PROBLEM TO WORK ON:
Look over the lines below. Report each one that includes the string "valeur".

#### EXERCISE MATERIALS ####

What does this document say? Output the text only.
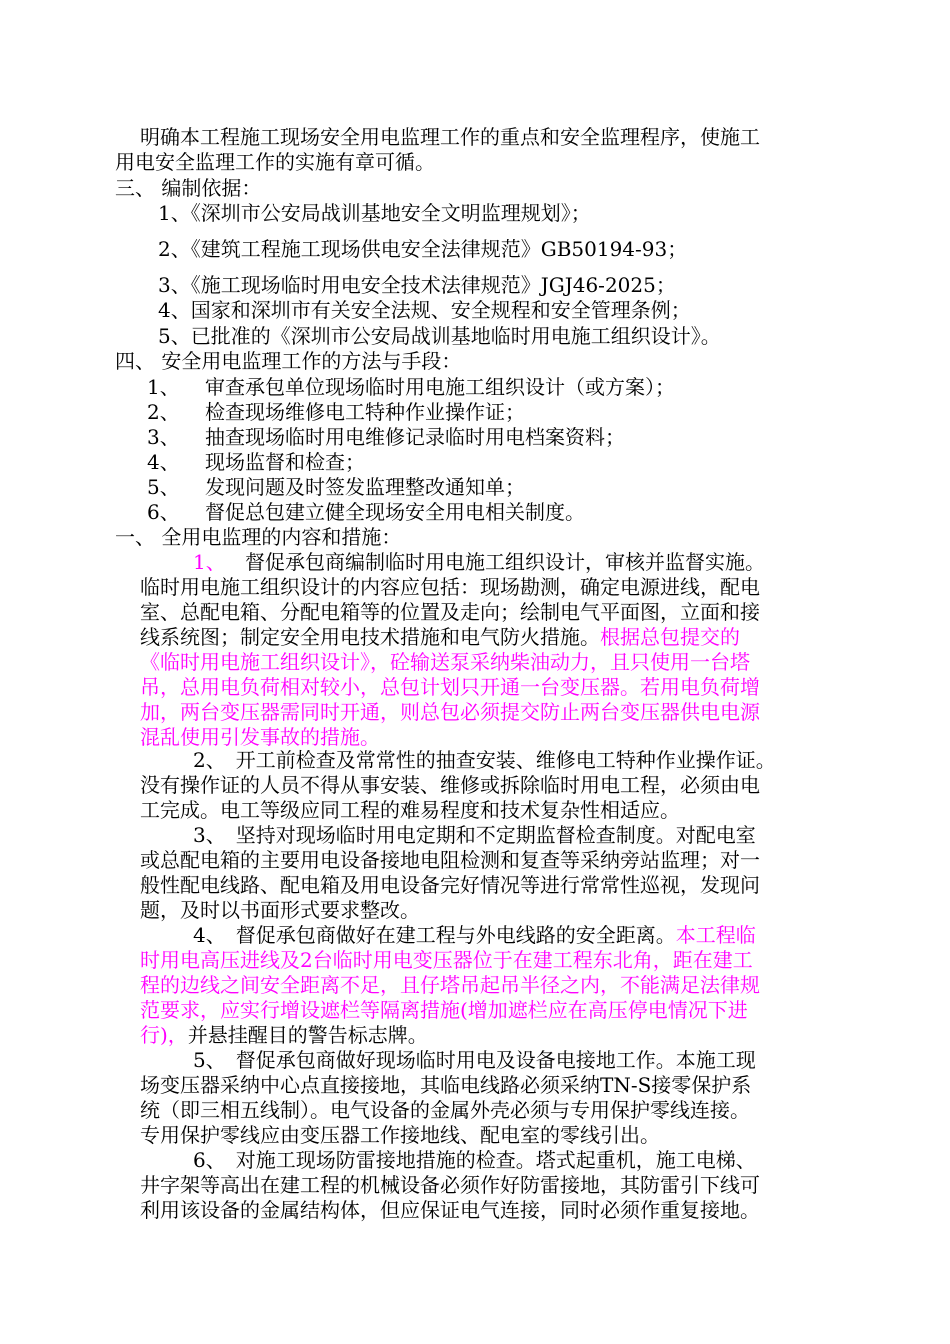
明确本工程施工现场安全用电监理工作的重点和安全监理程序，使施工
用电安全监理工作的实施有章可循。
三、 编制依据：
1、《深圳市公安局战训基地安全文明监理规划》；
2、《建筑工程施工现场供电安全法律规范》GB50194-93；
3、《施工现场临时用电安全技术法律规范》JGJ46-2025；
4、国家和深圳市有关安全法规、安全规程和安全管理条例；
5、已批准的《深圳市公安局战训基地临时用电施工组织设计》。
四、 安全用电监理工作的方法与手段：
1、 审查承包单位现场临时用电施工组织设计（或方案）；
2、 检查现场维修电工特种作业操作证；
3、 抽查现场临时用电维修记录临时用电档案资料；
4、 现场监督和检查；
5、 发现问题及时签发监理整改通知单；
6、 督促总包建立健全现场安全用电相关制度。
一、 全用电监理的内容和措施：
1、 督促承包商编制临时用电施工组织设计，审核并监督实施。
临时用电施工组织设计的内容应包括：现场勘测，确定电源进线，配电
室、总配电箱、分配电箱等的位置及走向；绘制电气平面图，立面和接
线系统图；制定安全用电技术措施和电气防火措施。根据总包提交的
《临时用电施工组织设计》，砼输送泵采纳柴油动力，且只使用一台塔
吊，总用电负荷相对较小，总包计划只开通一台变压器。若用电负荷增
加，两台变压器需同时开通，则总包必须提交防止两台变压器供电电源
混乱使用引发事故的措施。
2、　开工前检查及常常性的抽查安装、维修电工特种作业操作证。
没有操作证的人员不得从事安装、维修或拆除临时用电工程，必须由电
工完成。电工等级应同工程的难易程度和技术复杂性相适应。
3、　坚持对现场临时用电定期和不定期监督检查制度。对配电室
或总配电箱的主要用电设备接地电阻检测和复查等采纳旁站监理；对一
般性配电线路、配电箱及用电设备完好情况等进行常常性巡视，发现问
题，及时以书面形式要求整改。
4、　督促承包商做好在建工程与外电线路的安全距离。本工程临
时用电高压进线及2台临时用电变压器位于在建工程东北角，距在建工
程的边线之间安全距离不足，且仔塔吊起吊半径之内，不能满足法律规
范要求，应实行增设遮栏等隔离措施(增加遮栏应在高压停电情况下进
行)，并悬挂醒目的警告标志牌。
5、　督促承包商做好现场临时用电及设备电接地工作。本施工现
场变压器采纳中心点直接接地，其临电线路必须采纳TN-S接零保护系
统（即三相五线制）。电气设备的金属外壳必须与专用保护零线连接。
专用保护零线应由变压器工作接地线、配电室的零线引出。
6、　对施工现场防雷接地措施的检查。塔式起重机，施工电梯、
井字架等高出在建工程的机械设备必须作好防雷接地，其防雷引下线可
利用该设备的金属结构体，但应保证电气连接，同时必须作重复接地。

####
#### EXERCISE MATERIALS ####

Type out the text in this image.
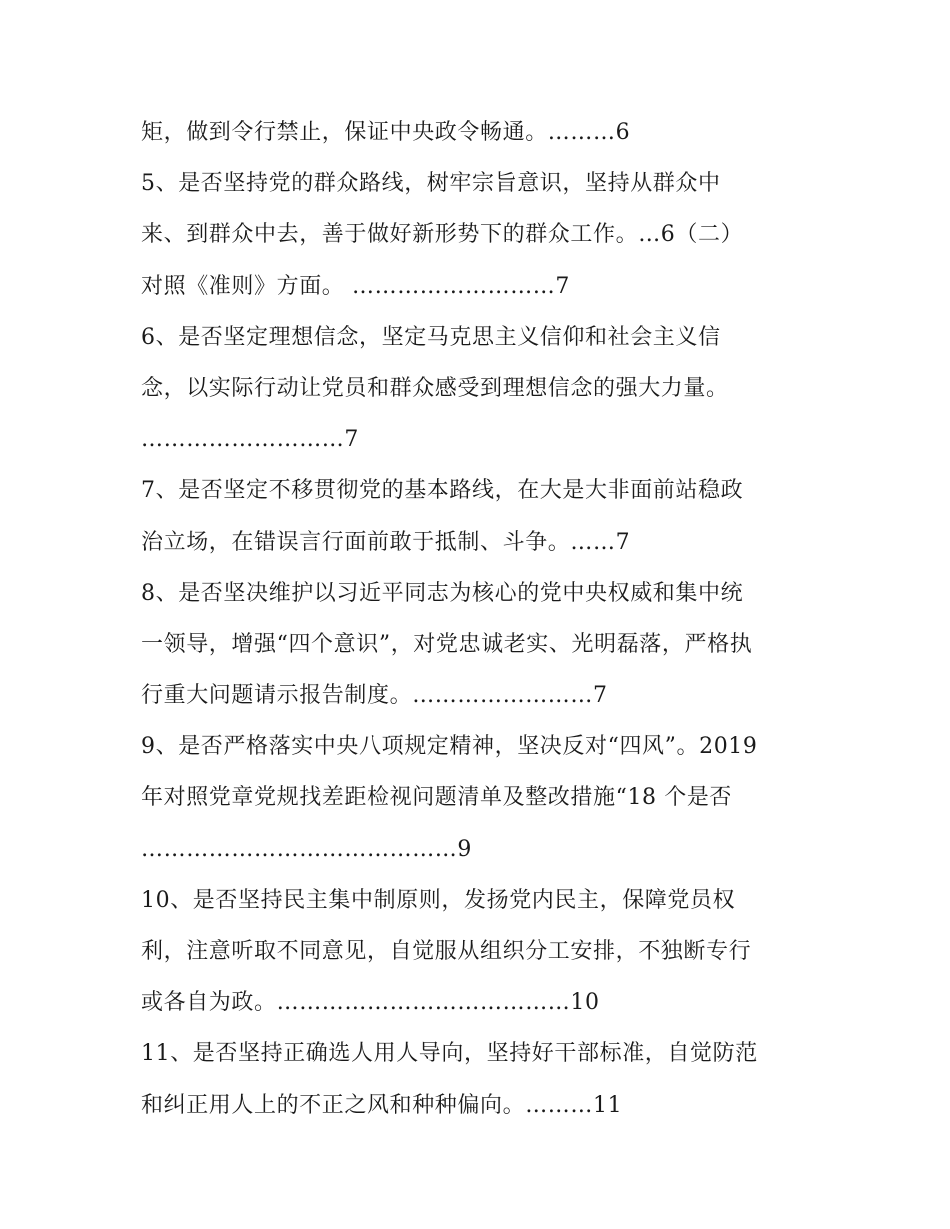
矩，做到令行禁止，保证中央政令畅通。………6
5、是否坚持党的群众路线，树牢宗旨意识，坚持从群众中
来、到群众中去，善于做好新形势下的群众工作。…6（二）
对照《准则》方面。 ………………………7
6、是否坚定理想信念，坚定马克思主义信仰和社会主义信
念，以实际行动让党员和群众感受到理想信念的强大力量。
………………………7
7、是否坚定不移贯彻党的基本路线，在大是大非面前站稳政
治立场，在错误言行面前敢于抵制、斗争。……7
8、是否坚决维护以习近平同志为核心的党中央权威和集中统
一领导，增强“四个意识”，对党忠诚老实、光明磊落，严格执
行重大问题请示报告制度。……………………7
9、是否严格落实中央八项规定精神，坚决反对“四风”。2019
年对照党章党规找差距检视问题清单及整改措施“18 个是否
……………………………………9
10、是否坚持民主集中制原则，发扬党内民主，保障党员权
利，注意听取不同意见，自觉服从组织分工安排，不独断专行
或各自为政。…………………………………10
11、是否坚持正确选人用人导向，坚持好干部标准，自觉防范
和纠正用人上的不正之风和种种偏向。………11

####
#### EXERCISE MATERIALS ####

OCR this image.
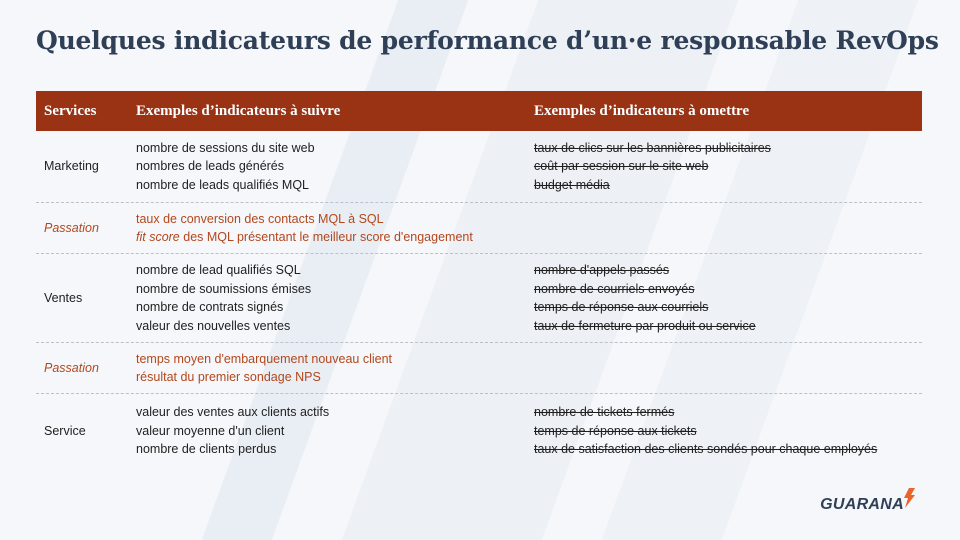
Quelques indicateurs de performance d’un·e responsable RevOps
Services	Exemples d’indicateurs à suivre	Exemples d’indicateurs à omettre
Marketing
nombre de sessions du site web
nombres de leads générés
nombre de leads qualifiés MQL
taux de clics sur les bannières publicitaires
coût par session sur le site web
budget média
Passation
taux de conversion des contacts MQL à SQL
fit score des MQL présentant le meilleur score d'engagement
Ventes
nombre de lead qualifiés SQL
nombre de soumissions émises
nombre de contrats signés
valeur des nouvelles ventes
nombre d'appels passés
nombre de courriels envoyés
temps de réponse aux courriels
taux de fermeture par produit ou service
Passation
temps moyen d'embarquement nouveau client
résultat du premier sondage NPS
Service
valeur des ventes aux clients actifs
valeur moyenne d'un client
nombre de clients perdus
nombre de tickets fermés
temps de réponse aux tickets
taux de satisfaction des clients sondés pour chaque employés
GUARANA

####

SOLUTION FOR THIS EXERCISE:
valeur des nouvelles ventes
valeur des ventes aux clients actifs
valeur moyenne d'un client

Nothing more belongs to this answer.